• Given instruction:
Turn the lines from the one containing "Patent image size: (765, 644)." up to and including the one containing "The bearing support surface" into a Markdown table with the columns Row and Line. Number each row and leave out blank lines.

··· Records supplied

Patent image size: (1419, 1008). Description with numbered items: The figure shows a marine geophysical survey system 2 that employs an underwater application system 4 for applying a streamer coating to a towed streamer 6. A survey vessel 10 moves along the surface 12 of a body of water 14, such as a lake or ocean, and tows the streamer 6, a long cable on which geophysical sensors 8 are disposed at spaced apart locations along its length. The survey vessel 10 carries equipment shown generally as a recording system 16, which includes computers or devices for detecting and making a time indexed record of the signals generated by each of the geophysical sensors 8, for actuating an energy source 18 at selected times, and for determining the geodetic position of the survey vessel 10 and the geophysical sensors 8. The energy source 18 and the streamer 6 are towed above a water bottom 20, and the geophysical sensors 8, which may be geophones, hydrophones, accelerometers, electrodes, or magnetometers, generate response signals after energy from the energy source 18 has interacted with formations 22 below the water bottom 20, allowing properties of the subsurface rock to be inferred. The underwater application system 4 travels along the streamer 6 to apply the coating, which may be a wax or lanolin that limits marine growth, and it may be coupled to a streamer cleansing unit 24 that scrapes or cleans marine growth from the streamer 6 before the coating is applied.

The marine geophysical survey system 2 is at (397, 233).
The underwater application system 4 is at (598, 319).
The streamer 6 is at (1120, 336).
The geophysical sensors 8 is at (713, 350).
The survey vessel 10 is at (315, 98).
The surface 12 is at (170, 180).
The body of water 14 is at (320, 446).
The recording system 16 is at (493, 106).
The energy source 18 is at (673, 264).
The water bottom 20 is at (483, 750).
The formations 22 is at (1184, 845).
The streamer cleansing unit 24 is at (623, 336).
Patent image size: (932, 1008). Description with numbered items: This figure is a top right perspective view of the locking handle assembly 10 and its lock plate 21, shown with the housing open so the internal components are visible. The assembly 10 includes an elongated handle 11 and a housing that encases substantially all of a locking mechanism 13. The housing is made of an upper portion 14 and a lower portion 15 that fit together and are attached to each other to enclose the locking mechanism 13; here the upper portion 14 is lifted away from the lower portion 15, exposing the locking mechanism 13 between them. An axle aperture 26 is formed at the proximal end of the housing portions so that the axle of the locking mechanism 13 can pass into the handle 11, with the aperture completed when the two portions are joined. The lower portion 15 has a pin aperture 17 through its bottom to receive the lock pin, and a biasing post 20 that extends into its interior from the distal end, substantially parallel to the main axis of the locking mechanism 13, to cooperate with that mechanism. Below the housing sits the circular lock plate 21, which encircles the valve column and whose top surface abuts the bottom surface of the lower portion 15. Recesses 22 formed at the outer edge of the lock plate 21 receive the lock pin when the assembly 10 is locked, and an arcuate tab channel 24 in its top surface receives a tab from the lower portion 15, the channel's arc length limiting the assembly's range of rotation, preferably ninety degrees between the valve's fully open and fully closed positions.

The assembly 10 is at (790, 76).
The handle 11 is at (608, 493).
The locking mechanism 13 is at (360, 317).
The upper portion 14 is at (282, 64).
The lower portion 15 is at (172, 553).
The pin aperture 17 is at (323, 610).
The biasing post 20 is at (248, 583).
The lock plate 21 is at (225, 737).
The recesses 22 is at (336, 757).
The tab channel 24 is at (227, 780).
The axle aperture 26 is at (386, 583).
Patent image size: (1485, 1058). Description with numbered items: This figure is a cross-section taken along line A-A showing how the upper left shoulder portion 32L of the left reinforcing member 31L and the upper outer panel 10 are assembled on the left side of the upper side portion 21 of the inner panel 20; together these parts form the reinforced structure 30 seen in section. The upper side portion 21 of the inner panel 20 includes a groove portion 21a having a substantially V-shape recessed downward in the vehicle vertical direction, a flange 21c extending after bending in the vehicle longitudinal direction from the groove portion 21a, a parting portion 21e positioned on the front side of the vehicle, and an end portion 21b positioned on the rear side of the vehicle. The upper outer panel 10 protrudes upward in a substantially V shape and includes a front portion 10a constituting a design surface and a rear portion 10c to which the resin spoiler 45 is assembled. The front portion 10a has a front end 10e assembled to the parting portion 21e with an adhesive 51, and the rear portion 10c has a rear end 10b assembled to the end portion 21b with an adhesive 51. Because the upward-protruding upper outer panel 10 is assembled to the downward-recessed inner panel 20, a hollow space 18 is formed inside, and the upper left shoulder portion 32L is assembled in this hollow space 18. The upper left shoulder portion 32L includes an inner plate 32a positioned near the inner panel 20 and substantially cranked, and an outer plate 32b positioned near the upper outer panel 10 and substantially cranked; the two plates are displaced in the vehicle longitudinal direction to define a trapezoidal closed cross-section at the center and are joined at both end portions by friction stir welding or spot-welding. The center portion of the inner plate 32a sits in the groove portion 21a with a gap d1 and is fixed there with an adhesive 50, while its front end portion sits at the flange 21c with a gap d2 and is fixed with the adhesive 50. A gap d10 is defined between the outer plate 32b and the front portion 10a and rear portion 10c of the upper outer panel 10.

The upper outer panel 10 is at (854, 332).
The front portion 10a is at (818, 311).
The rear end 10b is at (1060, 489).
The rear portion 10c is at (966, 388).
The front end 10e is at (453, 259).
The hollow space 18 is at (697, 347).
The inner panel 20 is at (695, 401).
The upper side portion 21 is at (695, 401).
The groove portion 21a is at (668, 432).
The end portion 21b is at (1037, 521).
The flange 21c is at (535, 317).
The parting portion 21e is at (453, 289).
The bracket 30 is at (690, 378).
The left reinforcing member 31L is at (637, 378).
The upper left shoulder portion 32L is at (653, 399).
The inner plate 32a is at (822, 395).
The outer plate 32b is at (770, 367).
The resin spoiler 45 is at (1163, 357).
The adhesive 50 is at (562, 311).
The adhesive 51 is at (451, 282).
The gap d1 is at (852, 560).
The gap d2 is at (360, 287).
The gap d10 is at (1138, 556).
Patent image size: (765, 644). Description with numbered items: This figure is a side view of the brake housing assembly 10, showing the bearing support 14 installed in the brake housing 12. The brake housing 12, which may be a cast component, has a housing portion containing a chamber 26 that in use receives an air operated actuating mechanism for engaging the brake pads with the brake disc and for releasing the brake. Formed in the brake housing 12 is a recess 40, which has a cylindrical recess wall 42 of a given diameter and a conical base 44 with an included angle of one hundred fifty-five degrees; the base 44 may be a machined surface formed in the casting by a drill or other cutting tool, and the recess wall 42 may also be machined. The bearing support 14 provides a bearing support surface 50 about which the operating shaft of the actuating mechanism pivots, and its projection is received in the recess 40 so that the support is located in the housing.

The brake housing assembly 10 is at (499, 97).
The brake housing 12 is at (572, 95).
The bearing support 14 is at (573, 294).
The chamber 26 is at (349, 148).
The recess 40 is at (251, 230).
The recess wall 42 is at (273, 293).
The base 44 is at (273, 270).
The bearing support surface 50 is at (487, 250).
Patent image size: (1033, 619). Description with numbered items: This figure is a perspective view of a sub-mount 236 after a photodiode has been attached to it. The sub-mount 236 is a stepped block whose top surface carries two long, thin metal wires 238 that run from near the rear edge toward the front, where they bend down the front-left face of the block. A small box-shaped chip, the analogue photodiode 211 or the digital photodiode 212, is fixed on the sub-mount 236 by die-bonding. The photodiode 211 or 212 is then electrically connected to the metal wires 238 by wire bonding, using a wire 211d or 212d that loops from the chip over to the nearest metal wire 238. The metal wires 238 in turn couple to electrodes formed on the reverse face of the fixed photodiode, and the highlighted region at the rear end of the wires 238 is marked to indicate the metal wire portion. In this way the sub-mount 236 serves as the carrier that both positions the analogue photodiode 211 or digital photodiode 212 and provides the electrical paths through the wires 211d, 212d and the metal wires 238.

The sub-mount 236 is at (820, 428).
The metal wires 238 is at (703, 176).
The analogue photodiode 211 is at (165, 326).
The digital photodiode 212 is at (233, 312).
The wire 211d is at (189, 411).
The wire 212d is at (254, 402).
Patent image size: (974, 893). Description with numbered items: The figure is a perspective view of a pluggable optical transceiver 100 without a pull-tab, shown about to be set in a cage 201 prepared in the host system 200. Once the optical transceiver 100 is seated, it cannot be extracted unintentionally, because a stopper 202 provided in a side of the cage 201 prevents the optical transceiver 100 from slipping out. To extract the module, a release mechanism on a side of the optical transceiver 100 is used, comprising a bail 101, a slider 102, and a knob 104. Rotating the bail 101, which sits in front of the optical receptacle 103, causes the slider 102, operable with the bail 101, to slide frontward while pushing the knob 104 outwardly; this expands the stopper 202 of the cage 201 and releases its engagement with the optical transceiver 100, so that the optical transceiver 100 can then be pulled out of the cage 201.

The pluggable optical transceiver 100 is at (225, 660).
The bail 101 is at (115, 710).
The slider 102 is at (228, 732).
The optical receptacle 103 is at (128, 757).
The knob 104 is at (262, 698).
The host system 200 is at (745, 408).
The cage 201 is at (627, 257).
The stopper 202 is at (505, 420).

······

• Answer in full:
| Row | Line |
|---|---|
| 1 | Patent image size: (765, 644). Description with numbered items: This figure is a side view of the brake housing assembly 10, showing the bearing support 14 installed in the brake housing 12. The brake housing 12, which may be a cast component, has a housing portion containing a chamber 26 that in use receives an air operated actuating mechanism for engaging the brake pads with the brake disc and for releasing the brake. Formed in the brake housing 12 is a recess 40, which has a cylindrical recess wall 42 of a given diameter and a conical base 44 with an included angle of one hundred fifty-five degrees; the base 44 may be a machined surface formed in the casting by a drill or other cutting tool, and the recess wall 42 may also be machined. The bearing support 14 provides a bearing support surface 50 about which the operating shaft of the actuating mechanism pivots, and its projection is received in the recess 40 so that the support is located in the housing. |
| 2 | The brake housing assembly 10 is at (499, 97). |
| 3 | The brake housing 12 is at (572, 95). |
| 4 | The bearing support 14 is at (573, 294). |
| 5 | The chamber 26 is at (349, 148). |
| 6 | The recess 40 is at (251, 230). |
| 7 | The recess wall 42 is at (273, 293). |
| 8 | The base 44 is at (273, 270). |
| 9 | The bearing support surface 50 is at (487, 250). |